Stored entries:

# # # #

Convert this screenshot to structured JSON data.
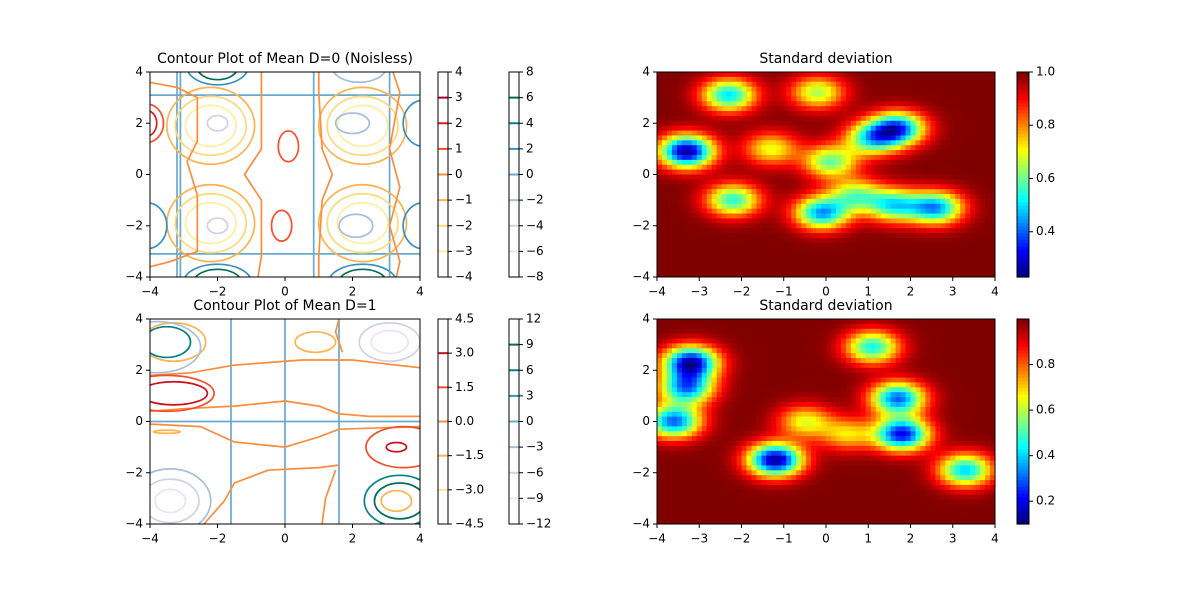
{
  "chart_data": [
    {
      "type": "contour",
      "title": "Contour Plot of Mean D=0 (Noisless)",
      "xlim": [
        -4,
        4
      ],
      "ylim": [
        -4,
        4
      ],
      "xticks": [
        "−4",
        "−2",
        "0",
        "2",
        "4"
      ],
      "yticks": [
        "−4",
        "−2",
        "0",
        "2",
        "4"
      ],
      "colorbars": [
        {
          "cmap": "YlOrRd",
          "range": [
            -4,
            4
          ],
          "ticks": [
            "−4",
            "−3",
            "−2",
            "−1",
            "0",
            "1",
            "2",
            "3",
            "4"
          ],
          "values": [
            -4,
            -3,
            -2,
            -1,
            0,
            1,
            2,
            3,
            4
          ],
          "line_colors": [
            "#ffffcc",
            "#ffeda0",
            "#fed976",
            "#feb24c",
            "#fd8d3c",
            "#fc4e2a",
            "#e31a1c",
            "#b10026",
            "#800026"
          ]
        },
        {
          "cmap": "PuBuGn",
          "range": [
            -8,
            8
          ],
          "ticks": [
            "−8",
            "−6",
            "−4",
            "−2",
            "0",
            "2",
            "4",
            "6",
            "8"
          ],
          "values": [
            -8,
            -6,
            -4,
            -2,
            0,
            2,
            4,
            6,
            8
          ],
          "line_colors": [
            "#fff7fb",
            "#ece2f0",
            "#d0d1e6",
            "#a6bddb",
            "#67a9cf",
            "#3690c0",
            "#02818a",
            "#016c59",
            "#014636"
          ]
        }
      ]
    },
    {
      "type": "heatmap",
      "title": "Standard deviation",
      "cmap": "jet",
      "xlim": [
        -4,
        4
      ],
      "ylim": [
        -4,
        4
      ],
      "xticks": [
        "−4",
        "−3",
        "−2",
        "−1",
        "0",
        "1",
        "2",
        "3",
        "4"
      ],
      "yticks": [
        "−4",
        "−2",
        "0",
        "2",
        "4"
      ],
      "colorbar": {
        "range": [
          0.23,
          1.0
        ],
        "ticks": [
          "0.4",
          "0.6",
          "0.8",
          "1.0"
        ],
        "values": [
          0.4,
          0.6,
          0.8,
          1.0
        ]
      },
      "low_points": [
        {
          "x": -3.3,
          "y": 0.9,
          "min": 0.25
        },
        {
          "x": -2.3,
          "y": 3.1,
          "min": 0.5
        },
        {
          "x": -2.2,
          "y": -1.0,
          "min": 0.55
        },
        {
          "x": -1.3,
          "y": 1.0,
          "min": 0.7
        },
        {
          "x": -0.1,
          "y": -1.5,
          "min": 0.45
        },
        {
          "x": -0.2,
          "y": 3.2,
          "min": 0.65
        },
        {
          "x": 0.1,
          "y": 0.5,
          "min": 0.6
        },
        {
          "x": 1.1,
          "y": 1.4,
          "min": 0.55
        },
        {
          "x": 1.7,
          "y": 1.8,
          "min": 0.4
        },
        {
          "x": 1.6,
          "y": -1.2,
          "min": 0.55
        },
        {
          "x": 2.6,
          "y": -1.3,
          "min": 0.45
        },
        {
          "x": 0.7,
          "y": -0.8,
          "min": 0.65
        }
      ]
    },
    {
      "type": "contour",
      "title": "Contour Plot of Mean D=1",
      "xlim": [
        -4,
        4
      ],
      "ylim": [
        -4,
        4
      ],
      "xticks": [
        "−4",
        "−2",
        "0",
        "2",
        "4"
      ],
      "yticks": [
        "−4",
        "−2",
        "0",
        "2",
        "4"
      ],
      "colorbars": [
        {
          "cmap": "YlOrRd",
          "range": [
            -4.5,
            4.5
          ],
          "ticks": [
            "−4.5",
            "−3.0",
            "−1.5",
            "0.0",
            "1.5",
            "3.0",
            "4.5"
          ],
          "values": [
            -4.5,
            -3.0,
            -1.5,
            0.0,
            1.5,
            3.0,
            4.5
          ],
          "line_colors": [
            "#ffffcc",
            "#fee38b",
            "#fdb44e",
            "#fd8d3c",
            "#f0502a",
            "#c9101e",
            "#800026"
          ]
        },
        {
          "cmap": "PuBuGn",
          "range": [
            -12,
            12
          ],
          "ticks": [
            "−12",
            "−9",
            "−6",
            "−3",
            "0",
            "3",
            "6",
            "9",
            "12"
          ],
          "values": [
            -12,
            -9,
            -6,
            -3,
            0,
            3,
            6,
            9,
            12
          ],
          "line_colors": [
            "#fff7fb",
            "#ece2f0",
            "#d0d1e6",
            "#a6bddb",
            "#67a9cf",
            "#3690c0",
            "#02818a",
            "#016c59",
            "#014636"
          ]
        }
      ]
    },
    {
      "type": "heatmap",
      "title": "Standard deviation",
      "cmap": "jet",
      "xlim": [
        -4,
        4
      ],
      "ylim": [
        -4,
        4
      ],
      "xticks": [
        "−4",
        "−3",
        "−2",
        "−1",
        "0",
        "1",
        "2",
        "3",
        "4"
      ],
      "yticks": [
        "−4",
        "−2",
        "0",
        "2",
        "4"
      ],
      "colorbar": {
        "range": [
          0.1,
          1.0
        ],
        "ticks": [
          "0.2",
          "0.4",
          "0.6",
          "0.8"
        ],
        "values": [
          0.2,
          0.4,
          0.6,
          0.8
        ]
      },
      "low_points": [
        {
          "x": -3.2,
          "y": 2.3,
          "min": 0.15
        },
        {
          "x": -3.3,
          "y": 1.3,
          "min": 0.35
        },
        {
          "x": -3.6,
          "y": 0.0,
          "min": 0.3
        },
        {
          "x": -1.2,
          "y": -1.5,
          "min": 0.12
        },
        {
          "x": 1.1,
          "y": 2.9,
          "min": 0.45
        },
        {
          "x": 1.7,
          "y": 0.9,
          "min": 0.3
        },
        {
          "x": 1.8,
          "y": -0.5,
          "min": 0.2
        },
        {
          "x": 3.3,
          "y": -1.9,
          "min": 0.4
        },
        {
          "x": -0.5,
          "y": 0.0,
          "min": 0.65
        },
        {
          "x": 0.5,
          "y": -0.5,
          "min": 0.7
        }
      ]
    }
  ]
}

# # # #

- [STATED TASK] Without including any pictures, print all of the material exactly as given.

- [RESPONSE TO THE EXERCISE]
Convert this screenshot to structured JSON data.
{
  "chart_data": [
    {
      "type": "contour",
      "title": "Contour Plot of Mean D=0 (Noisless)",
      "xlim": [
        -4,
        4
      ],
      "ylim": [
        -4,
        4
      ],
      "xticks": [
        "−4",
        "−2",
        "0",
        "2",
        "4"
      ],
      "yticks": [
        "−4",
        "−2",
        "0",
        "2",
        "4"
      ],
      "colorbars": [
        {
          "cmap": "YlOrRd",
          "range": [
            -4,
            4
          ],
          "ticks": [
            "−4",
            "−3",
            "−2",
            "−1",
            "0",
            "1",
            "2",
            "3",
            "4"
          ],
          "values": [
            -4,
            -3,
            -2,
            -1,
            0,
            1,
            2,
            3,
            4
          ],
          "line_colors": [
            "#ffffcc",
            "#ffeda0",
            "#fed976",
            "#feb24c",
            "#fd8d3c",
            "#fc4e2a",
            "#e31a1c",
            "#b10026",
            "#800026"
          ]
        },
        {
          "cmap": "PuBuGn",
          "range": [
            -8,
            8
          ],
          "ticks": [
            "−8",
            "−6",
            "−4",
            "−2",
            "0",
            "2",
            "4",
            "6",
            "8"
          ],
          "values": [
            -8,
            -6,
            -4,
            -2,
            0,
            2,
            4,
            6,
            8
          ],
          "line_colors": [
            "#fff7fb",
            "#ece2f0",
            "#d0d1e6",
            "#a6bddb",
            "#67a9cf",
            "#3690c0",
            "#02818a",
            "#016c59",
            "#014636"
          ]
        }
      ]
    },
    {
      "type": "heatmap",
      "title": "Standard deviation",
      "cmap": "jet",
      "xlim": [
        -4,
        4
      ],
      "ylim": [
        -4,
        4
      ],
      "xticks": [
        "−4",
        "−3",
        "−2",
        "−1",
        "0",
        "1",
        "2",
        "3",
        "4"
      ],
      "yticks": [
        "−4",
        "−2",
        "0",
        "2",
        "4"
      ],
      "colorbar": {
        "range": [
          0.23,
          1.0
        ],
        "ticks": [
          "0.4",
          "0.6",
          "0.8",
          "1.0"
        ],
        "values": [
          0.4,
          0.6,
          0.8,
          1.0
        ]
      },
      "low_points": [
        {
          "x": -3.3,
          "y": 0.9,
          "min": 0.25
        },
        {
          "x": -2.3,
          "y": 3.1,
          "min": 0.5
        },
        {
          "x": -2.2,
          "y": -1.0,
          "min": 0.55
        },
        {
          "x": -1.3,
          "y": 1.0,
          "min": 0.7
        },
        {
          "x": -0.1,
          "y": -1.5,
          "min": 0.45
        },
        {
          "x": -0.2,
          "y": 3.2,
          "min": 0.65
        },
        {
          "x": 0.1,
          "y": 0.5,
          "min": 0.6
        },
        {
          "x": 1.1,
          "y": 1.4,
          "min": 0.55
        },
        {
          "x": 1.7,
          "y": 1.8,
          "min": 0.4
        },
        {
          "x": 1.6,
          "y": -1.2,
          "min": 0.55
        },
        {
          "x": 2.6,
          "y": -1.3,
          "min": 0.45
        },
        {
          "x": 0.7,
          "y": -0.8,
          "min": 0.65
        }
      ]
    },
    {
      "type": "contour",
      "title": "Contour Plot of Mean D=1",
      "xlim": [
        -4,
        4
      ],
      "ylim": [
        -4,
        4
      ],
      "xticks": [
        "−4",
        "−2",
        "0",
        "2",
        "4"
      ],
      "yticks": [
        "−4",
        "−2",
        "0",
        "2",
        "4"
      ],
      "colorbars": [
        {
          "cmap": "YlOrRd",
          "range": [
            -4.5,
            4.5
          ],
          "ticks": [
            "−4.5",
            "−3.0",
            "−1.5",
            "0.0",
            "1.5",
            "3.0",
            "4.5"
          ],
          "values": [
            -4.5,
            -3.0,
            -1.5,
            0.0,
            1.5,
            3.0,
            4.5
          ],
          "line_colors": [
            "#ffffcc",
            "#fee38b",
            "#fdb44e",
            "#fd8d3c",
            "#f0502a",
            "#c9101e",
            "#800026"
          ]
        },
        {
          "cmap": "PuBuGn",
          "range": [
            -12,
            12
          ],
          "ticks": [
            "−12",
            "−9",
            "−6",
            "−3",
            "0",
            "3",
            "6",
            "9",
            "12"
          ],
          "values": [
            -12,
            -9,
            -6,
            -3,
            0,
            3,
            6,
            9,
            12
          ],
          "line_colors": [
            "#fff7fb",
            "#ece2f0",
            "#d0d1e6",
            "#a6bddb",
            "#67a9cf",
            "#3690c0",
            "#02818a",
            "#016c59",
            "#014636"
          ]
        }
      ]
    },
    {
      "type": "heatmap",
      "title": "Standard deviation",
      "cmap": "jet",
      "xlim": [
        -4,
        4
      ],
      "ylim": [
        -4,
        4
      ],
      "xticks": [
        "−4",
        "−3",
        "−2",
        "−1",
        "0",
        "1",
        "2",
        "3",
        "4"
      ],
      "yticks": [
        "−4",
        "−2",
        "0",
        "2",
        "4"
      ],
      "colorbar": {
        "range": [
          0.1,
          1.0
        ],
        "ticks": [
          "0.2",
          "0.4",
          "0.6",
          "0.8"
        ],
        "values": [
          0.2,
          0.4,
          0.6,
          0.8
        ]
      },
      "low_points": [
        {
          "x": -3.2,
          "y": 2.3,
          "min": 0.15
        },
        {
          "x": -3.3,
          "y": 1.3,
          "min": 0.35
        },
        {
          "x": -3.6,
          "y": 0.0,
          "min": 0.3
        },
        {
          "x": -1.2,
          "y": -1.5,
          "min": 0.12
        },
        {
          "x": 1.1,
          "y": 2.9,
          "min": 0.45
        },
        {
          "x": 1.7,
          "y": 0.9,
          "min": 0.3
        },
        {
          "x": 1.8,
          "y": -0.5,
          "min": 0.2
        },
        {
          "x": 3.3,
          "y": -1.9,
          "min": 0.4
        },
        {
          "x": -0.5,
          "y": 0.0,
          "min": 0.65
        },
        {
          "x": 0.5,
          "y": -0.5,
          "min": 0.7
        }
      ]
    }
  ]
}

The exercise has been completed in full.